▶ [Task directions] Copy each line of the entries that contains the word "JSON".

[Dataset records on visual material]
=-=-=

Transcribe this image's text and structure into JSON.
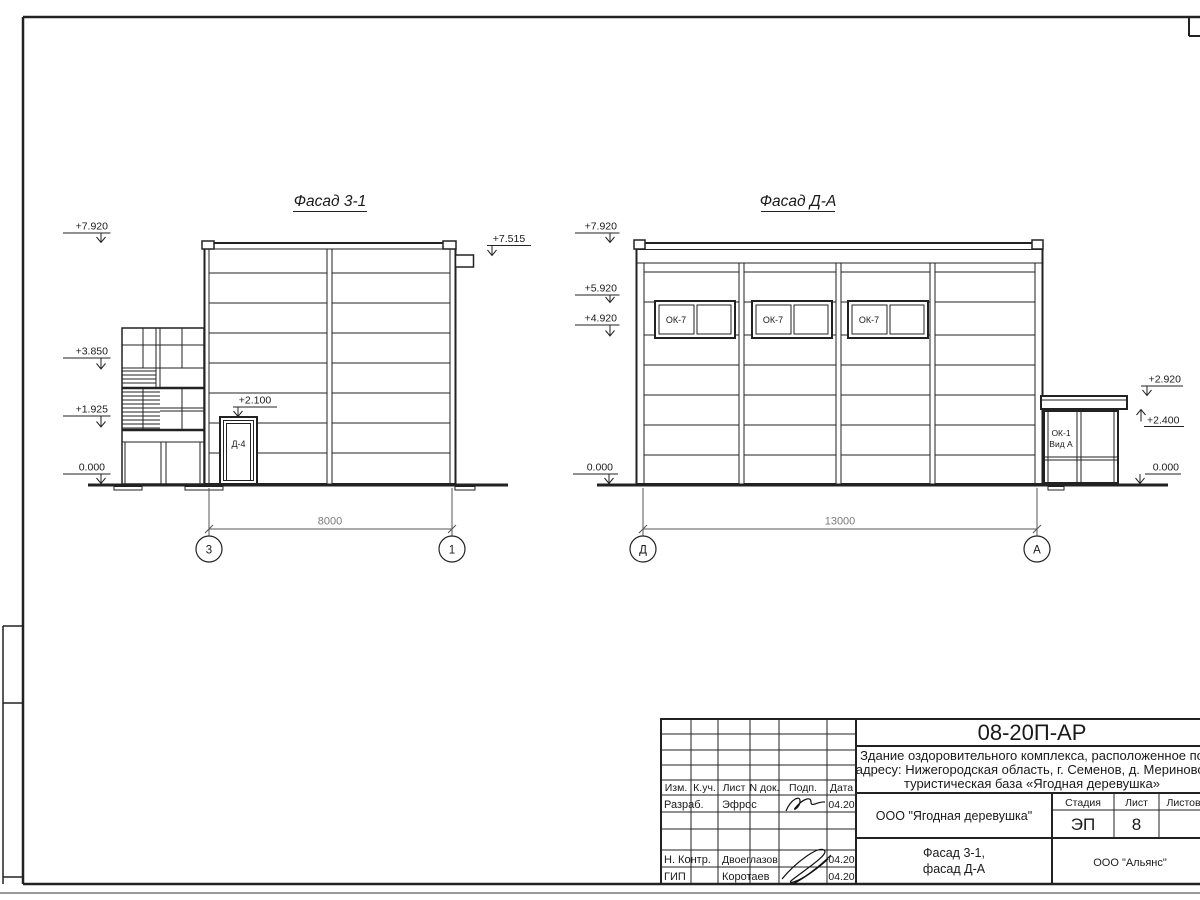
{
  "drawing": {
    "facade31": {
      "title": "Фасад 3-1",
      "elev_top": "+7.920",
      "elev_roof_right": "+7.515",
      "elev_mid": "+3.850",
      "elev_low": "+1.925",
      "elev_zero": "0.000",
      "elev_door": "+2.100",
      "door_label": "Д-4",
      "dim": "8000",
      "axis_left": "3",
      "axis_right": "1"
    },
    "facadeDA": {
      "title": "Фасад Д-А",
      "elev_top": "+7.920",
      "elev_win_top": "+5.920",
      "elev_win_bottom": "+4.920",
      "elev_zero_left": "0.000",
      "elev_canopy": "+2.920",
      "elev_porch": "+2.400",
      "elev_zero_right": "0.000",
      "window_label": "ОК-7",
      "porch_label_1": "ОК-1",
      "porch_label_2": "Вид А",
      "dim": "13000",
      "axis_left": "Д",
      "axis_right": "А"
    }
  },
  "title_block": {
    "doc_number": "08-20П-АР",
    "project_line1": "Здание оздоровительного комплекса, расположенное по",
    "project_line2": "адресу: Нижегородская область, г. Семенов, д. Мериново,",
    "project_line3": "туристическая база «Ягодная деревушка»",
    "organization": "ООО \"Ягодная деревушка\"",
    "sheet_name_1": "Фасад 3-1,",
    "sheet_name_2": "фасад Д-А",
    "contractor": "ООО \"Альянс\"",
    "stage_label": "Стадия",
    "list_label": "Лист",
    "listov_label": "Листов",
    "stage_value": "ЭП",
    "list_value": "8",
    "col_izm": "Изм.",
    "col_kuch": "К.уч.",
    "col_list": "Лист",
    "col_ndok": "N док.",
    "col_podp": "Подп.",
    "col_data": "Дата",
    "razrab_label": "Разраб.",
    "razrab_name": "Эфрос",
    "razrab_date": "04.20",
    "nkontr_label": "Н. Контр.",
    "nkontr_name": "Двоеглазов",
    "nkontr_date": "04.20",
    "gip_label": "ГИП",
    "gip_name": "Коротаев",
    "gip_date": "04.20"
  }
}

=-=-=

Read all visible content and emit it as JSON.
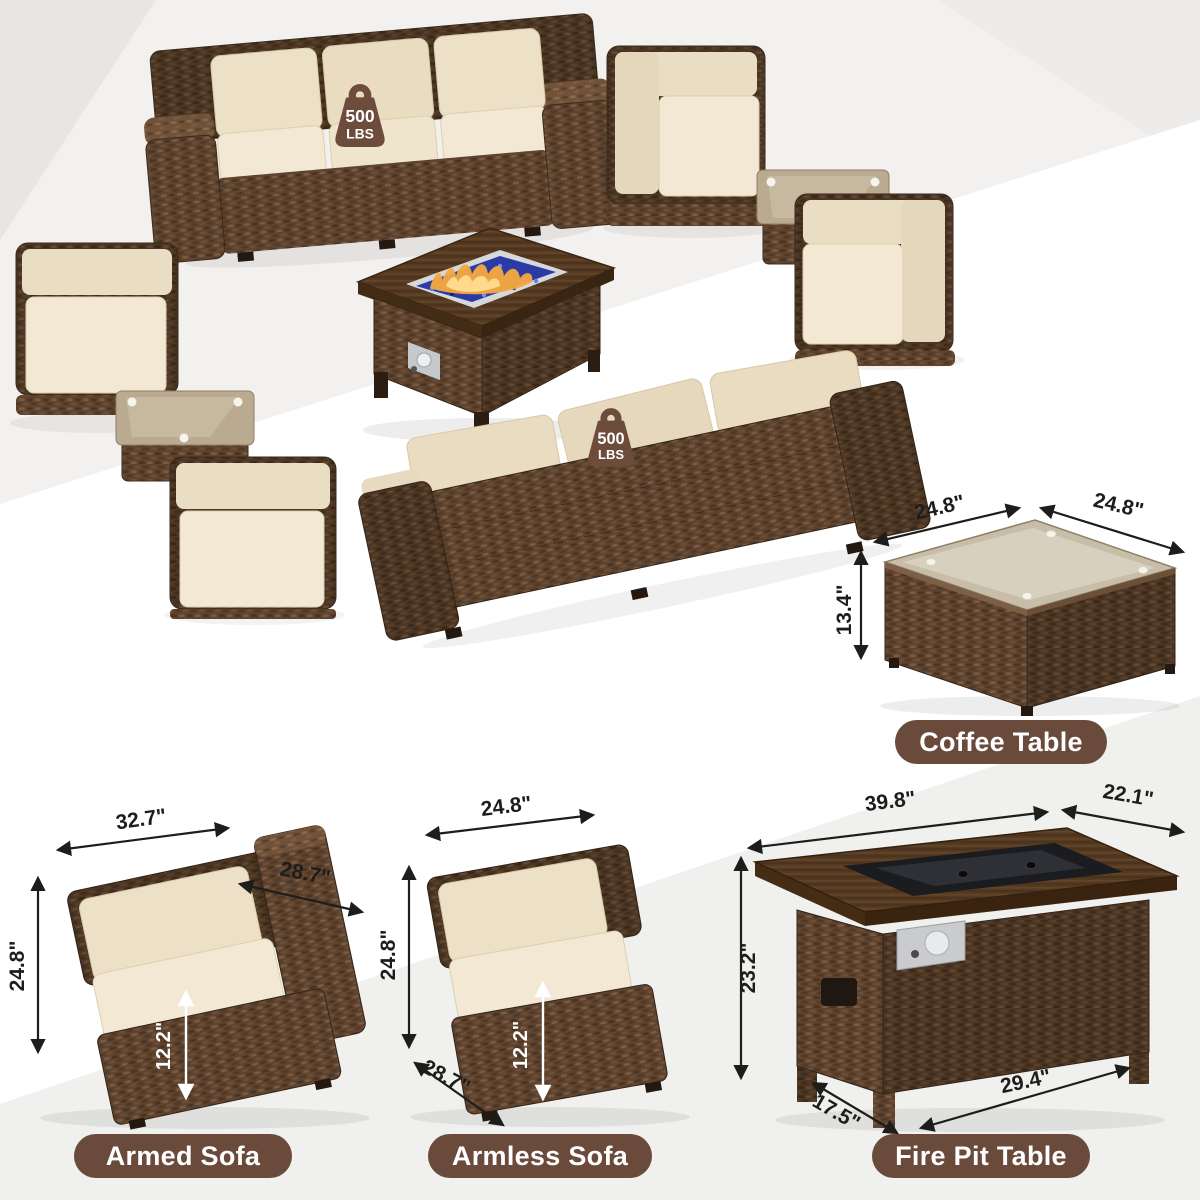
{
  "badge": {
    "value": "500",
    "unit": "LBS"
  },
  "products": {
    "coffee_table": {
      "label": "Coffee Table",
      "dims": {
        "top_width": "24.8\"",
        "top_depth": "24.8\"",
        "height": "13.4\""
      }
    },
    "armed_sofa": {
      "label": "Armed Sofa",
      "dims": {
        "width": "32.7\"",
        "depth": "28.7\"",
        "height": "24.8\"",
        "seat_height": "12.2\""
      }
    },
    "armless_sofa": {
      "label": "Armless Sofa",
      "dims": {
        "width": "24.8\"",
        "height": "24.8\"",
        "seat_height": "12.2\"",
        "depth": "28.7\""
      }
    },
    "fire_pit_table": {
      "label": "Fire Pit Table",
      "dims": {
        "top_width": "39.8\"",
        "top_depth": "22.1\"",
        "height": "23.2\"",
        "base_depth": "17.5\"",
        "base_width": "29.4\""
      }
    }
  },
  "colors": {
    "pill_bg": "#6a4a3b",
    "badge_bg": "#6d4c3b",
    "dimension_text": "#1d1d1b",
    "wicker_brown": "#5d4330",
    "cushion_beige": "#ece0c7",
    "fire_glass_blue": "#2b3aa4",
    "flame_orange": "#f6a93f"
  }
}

=-=-=

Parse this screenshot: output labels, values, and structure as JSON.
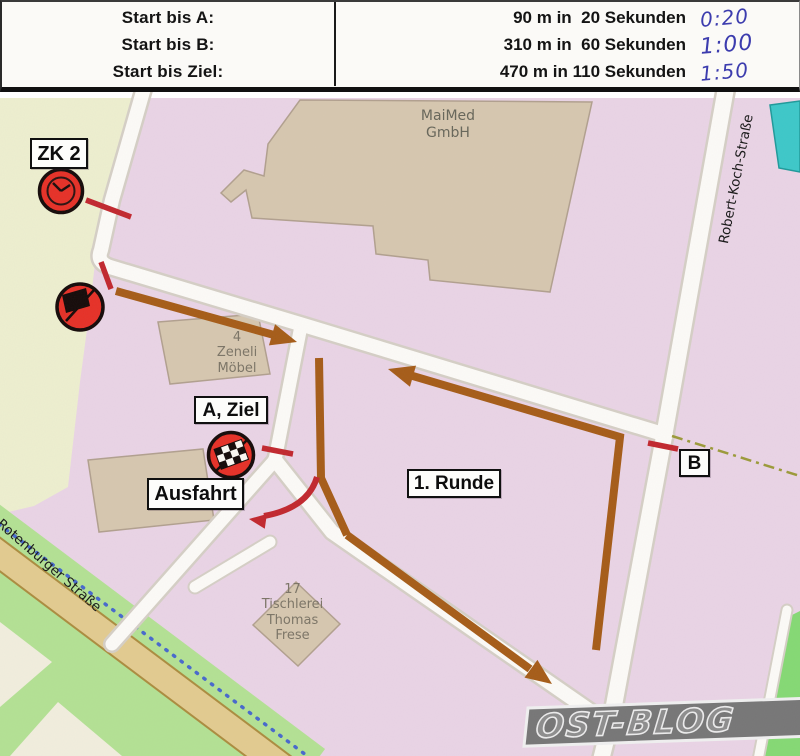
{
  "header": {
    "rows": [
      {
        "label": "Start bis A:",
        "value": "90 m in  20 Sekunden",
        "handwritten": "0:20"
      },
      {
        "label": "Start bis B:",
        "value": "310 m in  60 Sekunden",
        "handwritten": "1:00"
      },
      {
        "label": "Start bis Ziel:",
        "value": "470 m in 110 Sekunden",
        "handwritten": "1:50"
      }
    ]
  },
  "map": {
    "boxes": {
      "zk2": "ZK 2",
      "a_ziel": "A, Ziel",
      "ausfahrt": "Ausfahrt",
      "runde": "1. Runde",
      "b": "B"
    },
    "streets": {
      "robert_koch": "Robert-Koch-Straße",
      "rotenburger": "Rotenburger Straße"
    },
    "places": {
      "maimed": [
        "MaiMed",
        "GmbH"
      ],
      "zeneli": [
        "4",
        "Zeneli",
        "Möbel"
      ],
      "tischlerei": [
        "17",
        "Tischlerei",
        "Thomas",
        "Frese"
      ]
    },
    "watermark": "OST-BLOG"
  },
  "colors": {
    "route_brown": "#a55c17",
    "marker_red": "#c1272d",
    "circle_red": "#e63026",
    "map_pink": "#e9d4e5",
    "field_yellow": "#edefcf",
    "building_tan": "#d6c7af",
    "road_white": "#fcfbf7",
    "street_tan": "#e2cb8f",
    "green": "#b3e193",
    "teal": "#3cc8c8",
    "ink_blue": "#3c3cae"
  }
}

=-=-=

▶ [Completed exercise]
Transcribe this image's text and structure into JSON.
Read all visible content and emit it as JSON.
Parse this screenshot: output labels, values, and structure as JSON.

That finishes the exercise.